--- begin INPUT RECORDS ---
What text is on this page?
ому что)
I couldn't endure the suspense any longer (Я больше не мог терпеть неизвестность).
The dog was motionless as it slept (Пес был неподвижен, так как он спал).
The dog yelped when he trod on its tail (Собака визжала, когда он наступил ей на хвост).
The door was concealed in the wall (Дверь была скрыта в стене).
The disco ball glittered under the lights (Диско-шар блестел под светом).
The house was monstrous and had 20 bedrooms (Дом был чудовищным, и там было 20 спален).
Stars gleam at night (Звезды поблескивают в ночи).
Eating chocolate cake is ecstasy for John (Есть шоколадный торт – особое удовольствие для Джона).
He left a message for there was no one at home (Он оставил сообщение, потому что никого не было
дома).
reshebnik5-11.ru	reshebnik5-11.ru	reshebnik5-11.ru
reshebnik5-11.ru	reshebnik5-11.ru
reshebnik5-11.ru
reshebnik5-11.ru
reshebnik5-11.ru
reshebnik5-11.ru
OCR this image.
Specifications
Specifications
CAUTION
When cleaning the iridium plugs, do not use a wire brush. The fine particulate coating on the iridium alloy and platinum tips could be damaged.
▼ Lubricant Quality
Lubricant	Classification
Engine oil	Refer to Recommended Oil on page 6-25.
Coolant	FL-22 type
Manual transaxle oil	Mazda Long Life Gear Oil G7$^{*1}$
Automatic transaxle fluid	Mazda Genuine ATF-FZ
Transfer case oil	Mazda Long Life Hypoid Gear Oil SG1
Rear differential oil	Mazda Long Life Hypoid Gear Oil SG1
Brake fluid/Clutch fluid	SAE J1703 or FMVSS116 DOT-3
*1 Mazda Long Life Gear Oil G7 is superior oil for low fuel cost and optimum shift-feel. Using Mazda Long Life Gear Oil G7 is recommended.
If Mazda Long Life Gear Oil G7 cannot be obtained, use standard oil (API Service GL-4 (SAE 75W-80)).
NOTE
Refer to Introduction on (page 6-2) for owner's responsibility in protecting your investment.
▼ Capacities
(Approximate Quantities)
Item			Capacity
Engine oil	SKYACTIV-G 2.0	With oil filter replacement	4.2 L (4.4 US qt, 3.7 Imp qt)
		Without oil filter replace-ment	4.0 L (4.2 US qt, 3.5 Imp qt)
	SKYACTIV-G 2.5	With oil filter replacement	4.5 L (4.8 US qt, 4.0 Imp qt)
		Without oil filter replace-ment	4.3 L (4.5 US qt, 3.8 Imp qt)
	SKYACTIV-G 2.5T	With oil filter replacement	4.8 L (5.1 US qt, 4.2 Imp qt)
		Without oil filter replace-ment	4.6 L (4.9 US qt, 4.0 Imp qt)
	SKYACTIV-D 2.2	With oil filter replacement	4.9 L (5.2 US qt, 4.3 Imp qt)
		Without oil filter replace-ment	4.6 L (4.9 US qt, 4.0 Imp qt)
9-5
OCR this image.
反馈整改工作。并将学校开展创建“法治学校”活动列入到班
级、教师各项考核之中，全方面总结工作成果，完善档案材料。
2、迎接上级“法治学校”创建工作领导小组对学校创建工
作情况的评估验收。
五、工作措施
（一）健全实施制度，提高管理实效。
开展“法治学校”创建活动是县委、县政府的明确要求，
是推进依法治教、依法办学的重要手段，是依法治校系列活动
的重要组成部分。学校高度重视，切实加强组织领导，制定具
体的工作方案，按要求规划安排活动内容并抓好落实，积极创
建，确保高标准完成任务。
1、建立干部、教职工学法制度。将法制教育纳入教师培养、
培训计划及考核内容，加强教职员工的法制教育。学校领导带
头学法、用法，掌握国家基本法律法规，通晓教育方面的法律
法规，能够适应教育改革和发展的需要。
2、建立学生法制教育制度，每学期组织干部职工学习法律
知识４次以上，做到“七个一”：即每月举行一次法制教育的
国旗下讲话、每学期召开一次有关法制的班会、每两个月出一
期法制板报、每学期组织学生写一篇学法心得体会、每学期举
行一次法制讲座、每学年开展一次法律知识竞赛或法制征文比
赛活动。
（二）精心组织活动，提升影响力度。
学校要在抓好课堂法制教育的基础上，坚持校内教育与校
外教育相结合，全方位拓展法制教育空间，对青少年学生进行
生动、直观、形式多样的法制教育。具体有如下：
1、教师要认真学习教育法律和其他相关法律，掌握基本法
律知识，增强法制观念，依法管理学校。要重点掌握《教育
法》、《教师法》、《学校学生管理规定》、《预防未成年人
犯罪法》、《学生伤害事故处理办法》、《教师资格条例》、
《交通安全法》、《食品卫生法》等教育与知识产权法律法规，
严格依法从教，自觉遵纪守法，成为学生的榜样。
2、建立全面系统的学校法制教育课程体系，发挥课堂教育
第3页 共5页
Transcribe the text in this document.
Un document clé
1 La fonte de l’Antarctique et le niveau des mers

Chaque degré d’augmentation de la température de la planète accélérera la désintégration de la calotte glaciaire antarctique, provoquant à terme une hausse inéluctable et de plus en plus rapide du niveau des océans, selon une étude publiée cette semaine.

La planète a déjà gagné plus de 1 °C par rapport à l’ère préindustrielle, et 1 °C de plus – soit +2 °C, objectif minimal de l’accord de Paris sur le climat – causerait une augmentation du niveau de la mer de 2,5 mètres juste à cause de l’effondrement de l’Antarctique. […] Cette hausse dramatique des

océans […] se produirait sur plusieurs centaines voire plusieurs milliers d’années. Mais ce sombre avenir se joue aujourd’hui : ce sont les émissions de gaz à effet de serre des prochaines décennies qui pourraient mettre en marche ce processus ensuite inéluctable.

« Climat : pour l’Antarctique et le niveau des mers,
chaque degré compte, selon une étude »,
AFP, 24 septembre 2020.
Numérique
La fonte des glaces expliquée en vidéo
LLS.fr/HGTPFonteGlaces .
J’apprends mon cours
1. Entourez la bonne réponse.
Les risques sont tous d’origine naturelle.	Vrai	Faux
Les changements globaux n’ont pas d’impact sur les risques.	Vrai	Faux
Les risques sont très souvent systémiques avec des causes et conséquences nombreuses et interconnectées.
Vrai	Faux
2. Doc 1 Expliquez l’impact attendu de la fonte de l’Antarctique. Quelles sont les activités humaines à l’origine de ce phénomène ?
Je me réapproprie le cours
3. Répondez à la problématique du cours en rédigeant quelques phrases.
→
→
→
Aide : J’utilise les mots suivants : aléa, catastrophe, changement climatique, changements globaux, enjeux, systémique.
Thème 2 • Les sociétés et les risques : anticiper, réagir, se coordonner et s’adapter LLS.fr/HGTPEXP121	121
--- end INPUT RECORDS ---
* WORK REQUIRED *
Go through the records and print each one exactly.

* ANSWER IN FULL *
What text is on this page?
ому что)
I couldn't endure the suspense any longer (Я больше не мог терпеть неизвестность).
The dog was motionless as it slept (Пес был неподвижен, так как он спал).
The dog yelped when he trod on its tail (Собака визжала, когда он наступил ей на хвост).
The door was concealed in the wall (Дверь была скрыта в стене).
The disco ball glittered under the lights (Диско-шар блестел под светом).
The house was monstrous and had 20 bedrooms (Дом был чудовищным, и там было 20 спален).
Stars gleam at night (Звезды поблескивают в ночи).
Eating chocolate cake is ecstasy for John (Есть шоколадный торт – особое удовольствие для Джона).
He left a message for there was no one at home (Он оставил сообщение, потому что никого не было
дома).
reshebnik5-11.ru	reshebnik5-11.ru	reshebnik5-11.ru
reshebnik5-11.ru	reshebnik5-11.ru
reshebnik5-11.ru
reshebnik5-11.ru
reshebnik5-11.ru
reshebnik5-11.ru
OCR this image.
Specifications
Specifications
CAUTION
When cleaning the iridium plugs, do not use a wire brush. The fine particulate coating on the iridium alloy and platinum tips could be damaged.
▼ Lubricant Quality
Lubricant	Classification
Engine oil	Refer to Recommended Oil on page 6-25.
Coolant	FL-22 type
Manual transaxle oil	Mazda Long Life Gear Oil G7$^{*1}$
Automatic transaxle fluid	Mazda Genuine ATF-FZ
Transfer case oil	Mazda Long Life Hypoid Gear Oil SG1
Rear differential oil	Mazda Long Life Hypoid Gear Oil SG1
Brake fluid/Clutch fluid	SAE J1703 or FMVSS116 DOT-3
*1 Mazda Long Life Gear Oil G7 is superior oil for low fuel cost and optimum shift-feel. Using Mazda Long Life Gear Oil G7 is recommended.
If Mazda Long Life Gear Oil G7 cannot be obtained, use standard oil (API Service GL-4 (SAE 75W-80)).
NOTE
Refer to Introduction on (page 6-2) for owner's responsibility in protecting your investment.
▼ Capacities
(Approximate Quantities)
Item			Capacity
Engine oil	SKYACTIV-G 2.0	With oil filter replacement	4.2 L (4.4 US qt, 3.7 Imp qt)
		Without oil filter replace-ment	4.0 L (4.2 US qt, 3.5 Imp qt)
	SKYACTIV-G 2.5	With oil filter replacement	4.5 L (4.8 US qt, 4.0 Imp qt)
		Without oil filter replace-ment	4.3 L (4.5 US qt, 3.8 Imp qt)
	SKYACTIV-G 2.5T	With oil filter replacement	4.8 L (5.1 US qt, 4.2 Imp qt)
		Without oil filter replace-ment	4.6 L (4.9 US qt, 4.0 Imp qt)
	SKYACTIV-D 2.2	With oil filter replacement	4.9 L (5.2 US qt, 4.3 Imp qt)
		Without oil filter replace-ment	4.6 L (4.9 US qt, 4.0 Imp qt)
9-5
OCR this image.
反馈整改工作。并将学校开展创建“法治学校”活动列入到班
级、教师各项考核之中，全方面总结工作成果，完善档案材料。
2、迎接上级“法治学校”创建工作领导小组对学校创建工
作情况的评估验收。
五、工作措施
（一）健全实施制度，提高管理实效。
开展“法治学校”创建活动是县委、县政府的明确要求，
是推进依法治教、依法办学的重要手段，是依法治校系列活动
的重要组成部分。学校高度重视，切实加强组织领导，制定具
体的工作方案，按要求规划安排活动内容并抓好落实，积极创
建，确保高标准完成任务。
1、建立干部、教职工学法制度。将法制教育纳入教师培养、
培训计划及考核内容，加强教职员工的法制教育。学校领导带
头学法、用法，掌握国家基本法律法规，通晓教育方面的法律
法规，能够适应教育改革和发展的需要。
2、建立学生法制教育制度，每学期组织干部职工学习法律
知识４次以上，做到“七个一”：即每月举行一次法制教育的
国旗下讲话、每学期召开一次有关法制的班会、每两个月出一
期法制板报、每学期组织学生写一篇学法心得体会、每学期举
行一次法制讲座、每学年开展一次法律知识竞赛或法制征文比
赛活动。
（二）精心组织活动，提升影响力度。
学校要在抓好课堂法制教育的基础上，坚持校内教育与校
外教育相结合，全方位拓展法制教育空间，对青少年学生进行
生动、直观、形式多样的法制教育。具体有如下：
1、教师要认真学习教育法律和其他相关法律，掌握基本法
律知识，增强法制观念，依法管理学校。要重点掌握《教育
法》、《教师法》、《学校学生管理规定》、《预防未成年人
犯罪法》、《学生伤害事故处理办法》、《教师资格条例》、
《交通安全法》、《食品卫生法》等教育与知识产权法律法规，
严格依法从教，自觉遵纪守法，成为学生的榜样。
2、建立全面系统的学校法制教育课程体系，发挥课堂教育
第3页 共5页
Transcribe the text in this document.
Un document clé
1 La fonte de l’Antarctique et le niveau des mers

Chaque degré d’augmentation de la température de la planète accélérera la désintégration de la calotte glaciaire antarctique, provoquant à terme une hausse inéluctable et de plus en plus rapide du niveau des océans, selon une étude publiée cette semaine.

La planète a déjà gagné plus de 1 °C par rapport à l’ère préindustrielle, et 1 °C de plus – soit +2 °C, objectif minimal de l’accord de Paris sur le climat – causerait une augmentation du niveau de la mer de 2,5 mètres juste à cause de l’effondrement de l’Antarctique. […] Cette hausse dramatique des

océans […] se produirait sur plusieurs centaines voire plusieurs milliers d’années. Mais ce sombre avenir se joue aujourd’hui : ce sont les émissions de gaz à effet de serre des prochaines décennies qui pourraient mettre en marche ce processus ensuite inéluctable.

« Climat : pour l’Antarctique et le niveau des mers,
chaque degré compte, selon une étude »,
AFP, 24 septembre 2020.
Numérique
La fonte des glaces expliquée en vidéo
LLS.fr/HGTPFonteGlaces .
J’apprends mon cours
1. Entourez la bonne réponse.
Les risques sont tous d’origine naturelle.	Vrai	Faux
Les changements globaux n’ont pas d’impact sur les risques.	Vrai	Faux
Les risques sont très souvent systémiques avec des causes et conséquences nombreuses et interconnectées.
Vrai	Faux
2. Doc 1 Expliquez l’impact attendu de la fonte de l’Antarctique. Quelles sont les activités humaines à l’origine de ce phénomène ?
Je me réapproprie le cours
3. Répondez à la problématique du cours en rédigeant quelques phrases.
→
→
→
Aide : J’utilise les mots suivants : aléa, catastrophe, changement climatique, changements globaux, enjeux, systémique.
Thème 2 • Les sociétés et les risques : anticiper, réagir, se coordonner et s’adapter LLS.fr/HGTPEXP121	121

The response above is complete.